Work through the material below line by line and say how many lines include the word "this". Only the number, please.

[SUPPLIED DATA]:

• • •

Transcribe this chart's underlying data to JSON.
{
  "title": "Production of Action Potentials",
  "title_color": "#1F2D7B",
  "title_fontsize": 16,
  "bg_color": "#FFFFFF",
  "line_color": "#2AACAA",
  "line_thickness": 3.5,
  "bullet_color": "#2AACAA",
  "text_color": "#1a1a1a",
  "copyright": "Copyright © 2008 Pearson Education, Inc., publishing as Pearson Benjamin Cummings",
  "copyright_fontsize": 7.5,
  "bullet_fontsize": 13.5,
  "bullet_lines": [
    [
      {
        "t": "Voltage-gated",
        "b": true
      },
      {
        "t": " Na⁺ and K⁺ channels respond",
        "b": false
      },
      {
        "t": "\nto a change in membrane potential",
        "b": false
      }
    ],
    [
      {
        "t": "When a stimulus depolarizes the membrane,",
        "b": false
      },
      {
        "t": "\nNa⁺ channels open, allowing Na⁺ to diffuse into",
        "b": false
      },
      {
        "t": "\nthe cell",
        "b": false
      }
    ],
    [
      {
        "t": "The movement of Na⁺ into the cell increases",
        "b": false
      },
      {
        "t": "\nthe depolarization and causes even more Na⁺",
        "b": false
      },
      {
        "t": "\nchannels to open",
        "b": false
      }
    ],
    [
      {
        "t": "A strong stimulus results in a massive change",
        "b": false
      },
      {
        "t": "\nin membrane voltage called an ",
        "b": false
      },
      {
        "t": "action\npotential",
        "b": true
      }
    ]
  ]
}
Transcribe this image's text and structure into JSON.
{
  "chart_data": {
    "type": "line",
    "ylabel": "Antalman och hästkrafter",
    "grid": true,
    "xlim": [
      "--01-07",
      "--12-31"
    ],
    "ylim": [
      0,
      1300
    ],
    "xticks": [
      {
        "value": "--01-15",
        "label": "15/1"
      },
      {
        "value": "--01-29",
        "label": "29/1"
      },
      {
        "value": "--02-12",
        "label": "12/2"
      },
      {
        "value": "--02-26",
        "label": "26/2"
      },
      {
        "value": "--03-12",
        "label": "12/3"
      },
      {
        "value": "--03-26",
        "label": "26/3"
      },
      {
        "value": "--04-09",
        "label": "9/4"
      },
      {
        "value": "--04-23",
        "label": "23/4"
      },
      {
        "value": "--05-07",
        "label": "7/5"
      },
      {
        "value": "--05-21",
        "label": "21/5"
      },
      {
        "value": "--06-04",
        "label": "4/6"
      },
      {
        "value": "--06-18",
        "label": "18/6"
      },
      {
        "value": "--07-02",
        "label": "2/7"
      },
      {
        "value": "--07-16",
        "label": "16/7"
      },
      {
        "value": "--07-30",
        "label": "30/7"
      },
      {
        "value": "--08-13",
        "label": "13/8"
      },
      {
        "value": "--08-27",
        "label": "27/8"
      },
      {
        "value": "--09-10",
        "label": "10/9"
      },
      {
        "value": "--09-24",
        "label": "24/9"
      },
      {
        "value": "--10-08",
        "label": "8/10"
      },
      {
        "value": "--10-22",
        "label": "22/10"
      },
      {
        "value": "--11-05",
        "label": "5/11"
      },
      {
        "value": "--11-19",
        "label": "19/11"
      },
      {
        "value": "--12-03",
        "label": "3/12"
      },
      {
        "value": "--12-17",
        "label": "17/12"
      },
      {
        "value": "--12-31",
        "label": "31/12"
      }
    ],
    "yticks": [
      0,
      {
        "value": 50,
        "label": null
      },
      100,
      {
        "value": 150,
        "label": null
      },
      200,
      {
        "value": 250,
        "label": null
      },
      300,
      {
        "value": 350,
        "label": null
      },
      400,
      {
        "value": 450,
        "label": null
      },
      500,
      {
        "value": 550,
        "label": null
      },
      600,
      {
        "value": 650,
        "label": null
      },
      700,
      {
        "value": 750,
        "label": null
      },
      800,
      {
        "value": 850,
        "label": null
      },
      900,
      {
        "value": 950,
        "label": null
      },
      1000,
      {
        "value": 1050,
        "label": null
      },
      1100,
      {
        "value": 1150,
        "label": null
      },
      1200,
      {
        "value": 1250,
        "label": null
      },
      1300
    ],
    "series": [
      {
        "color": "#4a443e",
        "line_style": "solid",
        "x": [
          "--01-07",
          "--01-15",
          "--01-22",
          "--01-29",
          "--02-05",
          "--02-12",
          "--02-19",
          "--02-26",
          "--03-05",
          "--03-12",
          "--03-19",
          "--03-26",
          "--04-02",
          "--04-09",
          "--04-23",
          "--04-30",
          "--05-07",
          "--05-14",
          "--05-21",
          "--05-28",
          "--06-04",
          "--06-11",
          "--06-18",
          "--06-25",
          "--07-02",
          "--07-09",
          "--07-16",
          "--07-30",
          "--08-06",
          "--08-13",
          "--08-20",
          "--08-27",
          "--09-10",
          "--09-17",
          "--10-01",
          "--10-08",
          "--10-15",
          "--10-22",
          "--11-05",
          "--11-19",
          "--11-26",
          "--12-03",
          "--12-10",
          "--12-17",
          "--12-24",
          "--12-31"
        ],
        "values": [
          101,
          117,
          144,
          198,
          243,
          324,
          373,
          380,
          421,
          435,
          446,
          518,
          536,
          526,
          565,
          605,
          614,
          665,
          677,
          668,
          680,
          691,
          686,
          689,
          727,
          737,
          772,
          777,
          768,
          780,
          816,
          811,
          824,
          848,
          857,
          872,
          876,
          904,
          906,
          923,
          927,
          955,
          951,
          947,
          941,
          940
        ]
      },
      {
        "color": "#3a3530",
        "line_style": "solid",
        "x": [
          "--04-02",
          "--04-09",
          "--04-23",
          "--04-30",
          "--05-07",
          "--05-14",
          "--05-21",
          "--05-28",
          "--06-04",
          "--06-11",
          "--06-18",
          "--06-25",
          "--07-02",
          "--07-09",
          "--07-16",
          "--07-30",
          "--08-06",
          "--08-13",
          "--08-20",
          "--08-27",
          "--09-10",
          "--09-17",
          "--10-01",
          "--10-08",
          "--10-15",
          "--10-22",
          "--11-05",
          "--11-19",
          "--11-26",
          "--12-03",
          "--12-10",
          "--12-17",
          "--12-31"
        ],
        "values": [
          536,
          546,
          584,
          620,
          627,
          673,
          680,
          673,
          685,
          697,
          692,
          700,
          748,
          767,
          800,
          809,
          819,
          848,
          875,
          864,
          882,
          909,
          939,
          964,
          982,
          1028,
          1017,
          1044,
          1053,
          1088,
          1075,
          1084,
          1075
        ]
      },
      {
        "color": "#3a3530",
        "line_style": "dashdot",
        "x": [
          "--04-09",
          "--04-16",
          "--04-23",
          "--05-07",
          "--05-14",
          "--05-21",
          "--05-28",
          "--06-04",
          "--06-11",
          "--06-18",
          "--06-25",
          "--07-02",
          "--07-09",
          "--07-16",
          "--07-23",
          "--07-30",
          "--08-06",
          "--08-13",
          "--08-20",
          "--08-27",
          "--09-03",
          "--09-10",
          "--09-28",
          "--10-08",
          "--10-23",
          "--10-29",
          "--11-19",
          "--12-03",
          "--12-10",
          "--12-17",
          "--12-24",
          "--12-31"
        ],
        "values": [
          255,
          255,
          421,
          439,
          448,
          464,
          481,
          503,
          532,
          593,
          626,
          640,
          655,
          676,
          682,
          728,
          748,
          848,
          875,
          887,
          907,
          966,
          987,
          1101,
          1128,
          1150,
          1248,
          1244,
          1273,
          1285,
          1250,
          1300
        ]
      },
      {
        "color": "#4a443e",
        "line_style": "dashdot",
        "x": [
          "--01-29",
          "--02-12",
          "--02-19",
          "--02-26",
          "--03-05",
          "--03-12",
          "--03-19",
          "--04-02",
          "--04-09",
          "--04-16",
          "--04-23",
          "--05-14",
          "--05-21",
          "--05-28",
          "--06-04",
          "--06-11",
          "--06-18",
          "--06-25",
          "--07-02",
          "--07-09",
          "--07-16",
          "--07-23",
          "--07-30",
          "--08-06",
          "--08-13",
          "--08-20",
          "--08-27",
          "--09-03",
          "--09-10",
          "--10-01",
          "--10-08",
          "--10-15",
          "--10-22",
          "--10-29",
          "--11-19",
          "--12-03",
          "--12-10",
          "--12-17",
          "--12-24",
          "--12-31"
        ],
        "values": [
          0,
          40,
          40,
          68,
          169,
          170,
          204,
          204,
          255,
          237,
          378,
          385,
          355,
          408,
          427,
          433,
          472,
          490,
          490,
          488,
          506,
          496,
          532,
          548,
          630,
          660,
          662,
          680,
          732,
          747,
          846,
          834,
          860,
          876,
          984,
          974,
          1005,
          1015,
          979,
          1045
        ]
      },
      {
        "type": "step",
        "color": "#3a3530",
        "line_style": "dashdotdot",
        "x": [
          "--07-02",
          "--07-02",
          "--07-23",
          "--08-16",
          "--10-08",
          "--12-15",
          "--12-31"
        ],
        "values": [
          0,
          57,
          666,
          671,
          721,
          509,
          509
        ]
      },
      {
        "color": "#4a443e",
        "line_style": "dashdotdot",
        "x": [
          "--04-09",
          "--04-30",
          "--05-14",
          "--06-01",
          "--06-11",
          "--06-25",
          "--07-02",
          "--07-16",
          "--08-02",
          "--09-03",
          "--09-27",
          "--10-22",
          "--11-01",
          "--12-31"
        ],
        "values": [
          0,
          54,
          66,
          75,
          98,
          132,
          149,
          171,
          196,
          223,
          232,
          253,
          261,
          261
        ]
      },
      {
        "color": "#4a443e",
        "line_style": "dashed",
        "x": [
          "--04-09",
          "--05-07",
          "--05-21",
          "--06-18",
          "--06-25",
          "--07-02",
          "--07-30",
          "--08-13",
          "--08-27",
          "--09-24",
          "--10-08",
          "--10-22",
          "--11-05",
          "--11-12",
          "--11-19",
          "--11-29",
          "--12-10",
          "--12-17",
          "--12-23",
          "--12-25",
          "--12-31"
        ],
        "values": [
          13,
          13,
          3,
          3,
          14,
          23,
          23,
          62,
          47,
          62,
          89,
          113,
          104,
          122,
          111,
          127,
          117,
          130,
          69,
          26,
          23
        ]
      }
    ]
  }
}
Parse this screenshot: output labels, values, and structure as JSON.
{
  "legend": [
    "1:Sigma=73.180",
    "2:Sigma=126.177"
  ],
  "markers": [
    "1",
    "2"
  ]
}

• • •

[OUTPUT]:
3